*Stated task*:
Can you rewrite all the records below with every "scan-speck" changed to "dust-speck" and everything else left as it is, leaving the pictures out of your answer?

-- Excerpted records start --

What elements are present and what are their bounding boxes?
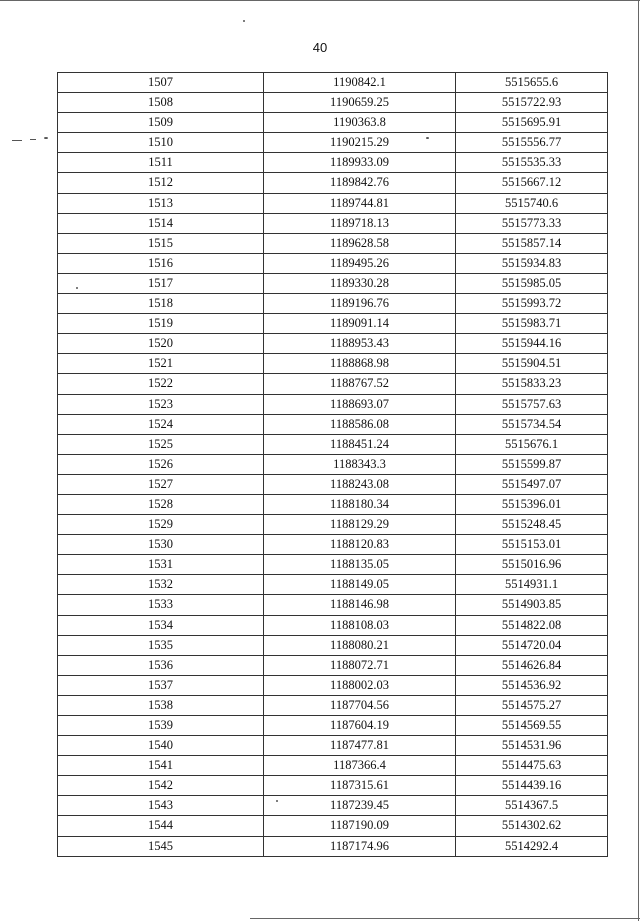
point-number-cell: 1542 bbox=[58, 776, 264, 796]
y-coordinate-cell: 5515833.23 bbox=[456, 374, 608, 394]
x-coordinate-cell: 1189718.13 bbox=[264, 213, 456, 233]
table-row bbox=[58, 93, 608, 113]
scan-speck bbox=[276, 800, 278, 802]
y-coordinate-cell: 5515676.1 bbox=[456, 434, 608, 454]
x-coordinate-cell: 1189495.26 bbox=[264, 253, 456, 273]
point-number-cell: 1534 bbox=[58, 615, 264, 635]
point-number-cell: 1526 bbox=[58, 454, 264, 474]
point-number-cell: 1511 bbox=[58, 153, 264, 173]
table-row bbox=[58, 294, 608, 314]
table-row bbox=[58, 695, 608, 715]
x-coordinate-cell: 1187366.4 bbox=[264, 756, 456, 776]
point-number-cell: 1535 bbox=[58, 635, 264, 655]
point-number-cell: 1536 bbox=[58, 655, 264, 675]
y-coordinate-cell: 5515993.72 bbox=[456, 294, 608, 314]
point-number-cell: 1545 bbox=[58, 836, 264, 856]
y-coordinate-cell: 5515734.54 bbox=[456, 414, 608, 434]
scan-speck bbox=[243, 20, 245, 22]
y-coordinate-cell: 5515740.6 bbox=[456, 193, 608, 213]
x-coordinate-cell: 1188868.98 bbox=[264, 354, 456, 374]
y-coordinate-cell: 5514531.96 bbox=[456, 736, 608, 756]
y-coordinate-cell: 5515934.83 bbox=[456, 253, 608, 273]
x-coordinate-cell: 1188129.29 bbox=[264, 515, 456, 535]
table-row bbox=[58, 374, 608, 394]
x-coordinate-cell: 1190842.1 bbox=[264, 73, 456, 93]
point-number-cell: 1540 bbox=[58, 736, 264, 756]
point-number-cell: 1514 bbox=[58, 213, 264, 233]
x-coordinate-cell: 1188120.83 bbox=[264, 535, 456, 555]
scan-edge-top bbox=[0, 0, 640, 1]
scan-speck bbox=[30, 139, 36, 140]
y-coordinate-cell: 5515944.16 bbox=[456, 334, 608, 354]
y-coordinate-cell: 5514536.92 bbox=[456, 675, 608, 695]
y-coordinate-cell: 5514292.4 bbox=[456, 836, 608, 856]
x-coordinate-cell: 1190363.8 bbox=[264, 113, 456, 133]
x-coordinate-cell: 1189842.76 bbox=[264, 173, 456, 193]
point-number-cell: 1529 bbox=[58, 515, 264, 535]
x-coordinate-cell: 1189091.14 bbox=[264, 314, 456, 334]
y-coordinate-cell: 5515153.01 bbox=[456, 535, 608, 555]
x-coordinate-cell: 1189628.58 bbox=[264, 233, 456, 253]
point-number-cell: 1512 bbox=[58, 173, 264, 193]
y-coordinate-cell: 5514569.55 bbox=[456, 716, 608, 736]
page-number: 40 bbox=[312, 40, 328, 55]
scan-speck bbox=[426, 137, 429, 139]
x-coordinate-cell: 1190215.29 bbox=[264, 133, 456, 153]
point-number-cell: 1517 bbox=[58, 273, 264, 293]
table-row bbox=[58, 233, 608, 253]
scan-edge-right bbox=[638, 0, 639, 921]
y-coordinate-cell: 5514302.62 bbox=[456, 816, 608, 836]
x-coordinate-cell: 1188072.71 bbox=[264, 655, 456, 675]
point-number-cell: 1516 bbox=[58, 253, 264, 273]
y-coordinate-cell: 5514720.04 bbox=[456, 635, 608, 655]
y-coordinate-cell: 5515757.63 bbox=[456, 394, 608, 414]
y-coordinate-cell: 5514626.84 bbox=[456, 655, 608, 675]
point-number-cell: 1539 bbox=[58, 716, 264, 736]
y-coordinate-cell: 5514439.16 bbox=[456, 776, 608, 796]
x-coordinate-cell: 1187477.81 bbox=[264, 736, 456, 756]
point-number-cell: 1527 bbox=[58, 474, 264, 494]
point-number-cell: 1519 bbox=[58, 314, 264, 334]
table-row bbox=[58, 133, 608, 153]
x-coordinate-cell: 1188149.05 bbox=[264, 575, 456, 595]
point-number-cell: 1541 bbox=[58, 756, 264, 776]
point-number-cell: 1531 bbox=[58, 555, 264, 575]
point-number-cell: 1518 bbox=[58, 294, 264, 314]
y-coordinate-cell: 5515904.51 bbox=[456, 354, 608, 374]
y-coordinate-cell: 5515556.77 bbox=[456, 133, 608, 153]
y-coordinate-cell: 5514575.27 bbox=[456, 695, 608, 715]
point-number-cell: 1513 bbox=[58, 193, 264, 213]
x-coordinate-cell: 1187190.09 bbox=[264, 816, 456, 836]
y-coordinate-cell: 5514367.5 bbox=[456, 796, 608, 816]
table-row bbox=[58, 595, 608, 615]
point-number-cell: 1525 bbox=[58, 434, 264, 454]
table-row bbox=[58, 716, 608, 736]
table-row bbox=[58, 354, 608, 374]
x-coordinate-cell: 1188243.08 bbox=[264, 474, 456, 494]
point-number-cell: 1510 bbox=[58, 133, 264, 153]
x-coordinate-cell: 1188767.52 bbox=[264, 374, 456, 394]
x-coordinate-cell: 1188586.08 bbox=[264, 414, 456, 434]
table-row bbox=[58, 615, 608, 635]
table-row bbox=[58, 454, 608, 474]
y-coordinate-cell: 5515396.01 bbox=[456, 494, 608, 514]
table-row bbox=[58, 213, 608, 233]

-- Excerpted records end --

*Answer to the problem*:
What elements are present and what are their bounding boxes?
point-number-cell: 1542 bbox=[58, 776, 264, 796]
y-coordinate-cell: 5515833.23 bbox=[456, 374, 608, 394]
x-coordinate-cell: 1189718.13 bbox=[264, 213, 456, 233]
table-row bbox=[58, 93, 608, 113]
dust-speck bbox=[276, 800, 278, 802]
y-coordinate-cell: 5515676.1 bbox=[456, 434, 608, 454]
x-coordinate-cell: 1189495.26 bbox=[264, 253, 456, 273]
point-number-cell: 1534 bbox=[58, 615, 264, 635]
point-number-cell: 1526 bbox=[58, 454, 264, 474]
point-number-cell: 1511 bbox=[58, 153, 264, 173]
table-row bbox=[58, 294, 608, 314]
table-row bbox=[58, 695, 608, 715]
x-coordinate-cell: 1187366.4 bbox=[264, 756, 456, 776]
point-number-cell: 1535 bbox=[58, 635, 264, 655]
point-number-cell: 1536 bbox=[58, 655, 264, 675]
y-coordinate-cell: 5515993.72 bbox=[456, 294, 608, 314]
point-number-cell: 1545 bbox=[58, 836, 264, 856]
y-coordinate-cell: 5515734.54 bbox=[456, 414, 608, 434]
dust-speck bbox=[243, 20, 245, 22]
y-coordinate-cell: 5515740.6 bbox=[456, 193, 608, 213]
x-coordinate-cell: 1188868.98 bbox=[264, 354, 456, 374]
y-coordinate-cell: 5514531.96 bbox=[456, 736, 608, 756]
y-coordinate-cell: 5515934.83 bbox=[456, 253, 608, 273]
x-coordinate-cell: 1188129.29 bbox=[264, 515, 456, 535]
table-row bbox=[58, 374, 608, 394]
x-coordinate-cell: 1190842.1 bbox=[264, 73, 456, 93]
point-number-cell: 1540 bbox=[58, 736, 264, 756]
point-number-cell: 1514 bbox=[58, 213, 264, 233]
x-coordinate-cell: 1188120.83 bbox=[264, 535, 456, 555]
scan-edge-top bbox=[0, 0, 640, 1]
dust-speck bbox=[30, 139, 36, 140]
y-coordinate-cell: 5515944.16 bbox=[456, 334, 608, 354]
y-coordinate-cell: 5514536.92 bbox=[456, 675, 608, 695]
y-coordinate-cell: 5514292.4 bbox=[456, 836, 608, 856]
x-coordinate-cell: 1190363.8 bbox=[264, 113, 456, 133]
x-coordinate-cell: 1189842.76 bbox=[264, 173, 456, 193]
point-number-cell: 1529 bbox=[58, 515, 264, 535]
x-coordinate-cell: 1189091.14 bbox=[264, 314, 456, 334]
y-coordinate-cell: 5515153.01 bbox=[456, 535, 608, 555]
x-coordinate-cell: 1189628.58 bbox=[264, 233, 456, 253]
point-number-cell: 1512 bbox=[58, 173, 264, 193]
y-coordinate-cell: 5514569.55 bbox=[456, 716, 608, 736]
page-number: 40 bbox=[312, 40, 328, 55]
dust-speck bbox=[426, 137, 429, 139]
x-coordinate-cell: 1190215.29 bbox=[264, 133, 456, 153]
point-number-cell: 1517 bbox=[58, 273, 264, 293]
table-row bbox=[58, 233, 608, 253]
scan-edge-right bbox=[638, 0, 639, 921]
y-coordinate-cell: 5514302.62 bbox=[456, 816, 608, 836]
x-coordinate-cell: 1188072.71 bbox=[264, 655, 456, 675]
point-number-cell: 1516 bbox=[58, 253, 264, 273]
y-coordinate-cell: 5514720.04 bbox=[456, 635, 608, 655]
y-coordinate-cell: 5515757.63 bbox=[456, 394, 608, 414]
y-coordinate-cell: 5514626.84 bbox=[456, 655, 608, 675]
point-number-cell: 1539 bbox=[58, 716, 264, 736]
y-coordinate-cell: 5514439.16 bbox=[456, 776, 608, 796]
x-coordinate-cell: 1187477.81 bbox=[264, 736, 456, 756]
point-number-cell: 1527 bbox=[58, 474, 264, 494]
point-number-cell: 1519 bbox=[58, 314, 264, 334]
table-row bbox=[58, 133, 608, 153]
x-coordinate-cell: 1188149.05 bbox=[264, 575, 456, 595]
point-number-cell: 1541 bbox=[58, 756, 264, 776]
point-number-cell: 1531 bbox=[58, 555, 264, 575]
point-number-cell: 1518 bbox=[58, 294, 264, 314]
y-coordinate-cell: 5515904.51 bbox=[456, 354, 608, 374]
y-coordinate-cell: 5515556.77 bbox=[456, 133, 608, 153]
y-coordinate-cell: 5514575.27 bbox=[456, 695, 608, 715]
point-number-cell: 1513 bbox=[58, 193, 264, 213]
x-coordinate-cell: 1187190.09 bbox=[264, 816, 456, 836]
y-coordinate-cell: 5514367.5 bbox=[456, 796, 608, 816]
table-row bbox=[58, 595, 608, 615]
point-number-cell: 1525 bbox=[58, 434, 264, 454]
table-row bbox=[58, 716, 608, 736]
table-row bbox=[58, 354, 608, 374]
x-coordinate-cell: 1188243.08 bbox=[264, 474, 456, 494]
point-number-cell: 1510 bbox=[58, 133, 264, 153]
x-coordinate-cell: 1188767.52 bbox=[264, 374, 456, 394]
x-coordinate-cell: 1188586.08 bbox=[264, 414, 456, 434]
table-row bbox=[58, 615, 608, 635]
table-row bbox=[58, 454, 608, 474]
y-coordinate-cell: 5515396.01 bbox=[456, 494, 608, 514]
table-row bbox=[58, 213, 608, 233]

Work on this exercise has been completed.